[Dataset items]
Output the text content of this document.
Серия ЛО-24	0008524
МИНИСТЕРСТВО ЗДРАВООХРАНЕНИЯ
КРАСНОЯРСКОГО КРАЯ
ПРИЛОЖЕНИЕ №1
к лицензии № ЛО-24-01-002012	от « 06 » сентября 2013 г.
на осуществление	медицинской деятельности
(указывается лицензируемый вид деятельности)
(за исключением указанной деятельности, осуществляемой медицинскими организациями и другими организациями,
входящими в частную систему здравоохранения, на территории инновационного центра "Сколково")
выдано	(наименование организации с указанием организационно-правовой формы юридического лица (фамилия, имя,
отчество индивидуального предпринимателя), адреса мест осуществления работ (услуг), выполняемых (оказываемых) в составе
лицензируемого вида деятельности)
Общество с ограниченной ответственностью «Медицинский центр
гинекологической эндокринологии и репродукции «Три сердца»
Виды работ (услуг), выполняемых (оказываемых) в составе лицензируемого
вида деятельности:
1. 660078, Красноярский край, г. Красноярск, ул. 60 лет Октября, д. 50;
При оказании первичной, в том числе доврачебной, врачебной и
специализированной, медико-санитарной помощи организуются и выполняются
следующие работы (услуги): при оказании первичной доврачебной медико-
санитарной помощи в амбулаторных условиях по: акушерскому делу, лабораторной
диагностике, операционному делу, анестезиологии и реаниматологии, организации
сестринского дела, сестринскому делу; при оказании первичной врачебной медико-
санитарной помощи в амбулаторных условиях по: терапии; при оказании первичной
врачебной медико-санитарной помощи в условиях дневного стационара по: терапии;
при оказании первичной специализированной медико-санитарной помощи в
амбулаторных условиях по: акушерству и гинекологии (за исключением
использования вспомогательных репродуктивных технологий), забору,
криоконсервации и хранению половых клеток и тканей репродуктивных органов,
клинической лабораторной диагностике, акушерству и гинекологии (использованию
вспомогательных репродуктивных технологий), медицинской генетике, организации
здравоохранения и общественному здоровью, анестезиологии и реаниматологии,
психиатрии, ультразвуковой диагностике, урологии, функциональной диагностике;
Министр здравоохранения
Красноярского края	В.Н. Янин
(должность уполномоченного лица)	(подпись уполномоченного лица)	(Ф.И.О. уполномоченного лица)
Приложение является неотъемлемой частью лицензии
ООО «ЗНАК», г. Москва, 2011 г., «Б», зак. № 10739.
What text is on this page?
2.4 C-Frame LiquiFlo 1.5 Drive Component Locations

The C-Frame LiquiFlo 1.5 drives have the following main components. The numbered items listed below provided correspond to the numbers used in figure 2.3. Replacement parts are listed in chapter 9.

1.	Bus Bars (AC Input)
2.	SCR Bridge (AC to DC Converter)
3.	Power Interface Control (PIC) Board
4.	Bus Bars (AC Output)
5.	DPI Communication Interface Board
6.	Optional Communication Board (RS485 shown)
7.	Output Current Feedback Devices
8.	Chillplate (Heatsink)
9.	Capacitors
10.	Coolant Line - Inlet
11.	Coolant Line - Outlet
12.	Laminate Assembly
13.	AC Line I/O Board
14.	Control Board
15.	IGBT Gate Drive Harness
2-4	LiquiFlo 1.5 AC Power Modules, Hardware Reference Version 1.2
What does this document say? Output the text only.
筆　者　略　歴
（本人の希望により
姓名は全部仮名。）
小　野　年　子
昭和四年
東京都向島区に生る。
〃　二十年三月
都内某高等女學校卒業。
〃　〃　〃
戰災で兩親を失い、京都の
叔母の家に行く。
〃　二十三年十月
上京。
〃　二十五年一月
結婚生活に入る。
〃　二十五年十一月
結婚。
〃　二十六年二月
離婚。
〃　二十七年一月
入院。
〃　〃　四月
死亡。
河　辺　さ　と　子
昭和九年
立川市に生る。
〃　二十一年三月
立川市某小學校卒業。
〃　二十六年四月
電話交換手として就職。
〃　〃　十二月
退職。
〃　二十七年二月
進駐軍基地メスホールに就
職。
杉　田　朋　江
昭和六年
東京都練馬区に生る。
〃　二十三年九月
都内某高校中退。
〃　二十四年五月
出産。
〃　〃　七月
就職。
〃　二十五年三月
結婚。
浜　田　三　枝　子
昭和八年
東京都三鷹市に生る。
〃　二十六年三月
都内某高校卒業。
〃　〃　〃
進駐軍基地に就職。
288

▸ **Problem**
Restate each of the entries above verbatim.

▸ **Written answer**
Output the text content of this document.
Серия ЛО-24	0008524
МИНИСТЕРСТВО ЗДРАВООХРАНЕНИЯ
КРАСНОЯРСКОГО КРАЯ
ПРИЛОЖЕНИЕ №1
к лицензии № ЛО-24-01-002012	от « 06 » сентября 2013 г.
на осуществление	медицинской деятельности
(указывается лицензируемый вид деятельности)
(за исключением указанной деятельности, осуществляемой медицинскими организациями и другими организациями,
входящими в частную систему здравоохранения, на территории инновационного центра "Сколково")
выдано	(наименование организации с указанием организационно-правовой формы юридического лица (фамилия, имя,
отчество индивидуального предпринимателя), адреса мест осуществления работ (услуг), выполняемых (оказываемых) в составе
лицензируемого вида деятельности)
Общество с ограниченной ответственностью «Медицинский центр
гинекологической эндокринологии и репродукции «Три сердца»
Виды работ (услуг), выполняемых (оказываемых) в составе лицензируемого
вида деятельности:
1. 660078, Красноярский край, г. Красноярск, ул. 60 лет Октября, д. 50;
При оказании первичной, в том числе доврачебной, врачебной и
специализированной, медико-санитарной помощи организуются и выполняются
следующие работы (услуги): при оказании первичной доврачебной медико-
санитарной помощи в амбулаторных условиях по: акушерскому делу, лабораторной
диагностике, операционному делу, анестезиологии и реаниматологии, организации
сестринского дела, сестринскому делу; при оказании первичной врачебной медико-
санитарной помощи в амбулаторных условиях по: терапии; при оказании первичной
врачебной медико-санитарной помощи в условиях дневного стационара по: терапии;
при оказании первичной специализированной медико-санитарной помощи в
амбулаторных условиях по: акушерству и гинекологии (за исключением
использования вспомогательных репродуктивных технологий), забору,
криоконсервации и хранению половых клеток и тканей репродуктивных органов,
клинической лабораторной диагностике, акушерству и гинекологии (использованию
вспомогательных репродуктивных технологий), медицинской генетике, организации
здравоохранения и общественному здоровью, анестезиологии и реаниматологии,
психиатрии, ультразвуковой диагностике, урологии, функциональной диагностике;
Министр здравоохранения
Красноярского края	В.Н. Янин
(должность уполномоченного лица)	(подпись уполномоченного лица)	(Ф.И.О. уполномоченного лица)
Приложение является неотъемлемой частью лицензии
ООО «ЗНАК», г. Москва, 2011 г., «Б», зак. № 10739.
What text is on this page?
2.4 C-Frame LiquiFlo 1.5 Drive Component Locations

The C-Frame LiquiFlo 1.5 drives have the following main components. The numbered items listed below provided correspond to the numbers used in figure 2.3. Replacement parts are listed in chapter 9.

1.	Bus Bars (AC Input)
2.	SCR Bridge (AC to DC Converter)
3.	Power Interface Control (PIC) Board
4.	Bus Bars (AC Output)
5.	DPI Communication Interface Board
6.	Optional Communication Board (RS485 shown)
7.	Output Current Feedback Devices
8.	Chillplate (Heatsink)
9.	Capacitors
10.	Coolant Line - Inlet
11.	Coolant Line - Outlet
12.	Laminate Assembly
13.	AC Line I/O Board
14.	Control Board
15.	IGBT Gate Drive Harness
2-4	LiquiFlo 1.5 AC Power Modules, Hardware Reference Version 1.2
What does this document say? Output the text only.
筆　者　略　歴
（本人の希望により
姓名は全部仮名。）
小　野　年　子
昭和四年
東京都向島区に生る。
〃　二十年三月
都内某高等女學校卒業。
〃　〃　〃
戰災で兩親を失い、京都の
叔母の家に行く。
〃　二十三年十月
上京。
〃　二十五年一月
結婚生活に入る。
〃　二十五年十一月
結婚。
〃　二十六年二月
離婚。
〃　二十七年一月
入院。
〃　〃　四月
死亡。
河　辺　さ　と　子
昭和九年
立川市に生る。
〃　二十一年三月
立川市某小學校卒業。
〃　二十六年四月
電話交換手として就職。
〃　〃　十二月
退職。
〃　二十七年二月
進駐軍基地メスホールに就
職。
杉　田　朋　江
昭和六年
東京都練馬区に生る。
〃　二十三年九月
都内某高校中退。
〃　二十四年五月
出産。
〃　〃　七月
就職。
〃　二十五年三月
結婚。
浜　田　三　枝　子
昭和八年
東京都三鷹市に生る。
〃　二十六年三月
都内某高校卒業。
〃　〃　〃
進駐軍基地に就職。
288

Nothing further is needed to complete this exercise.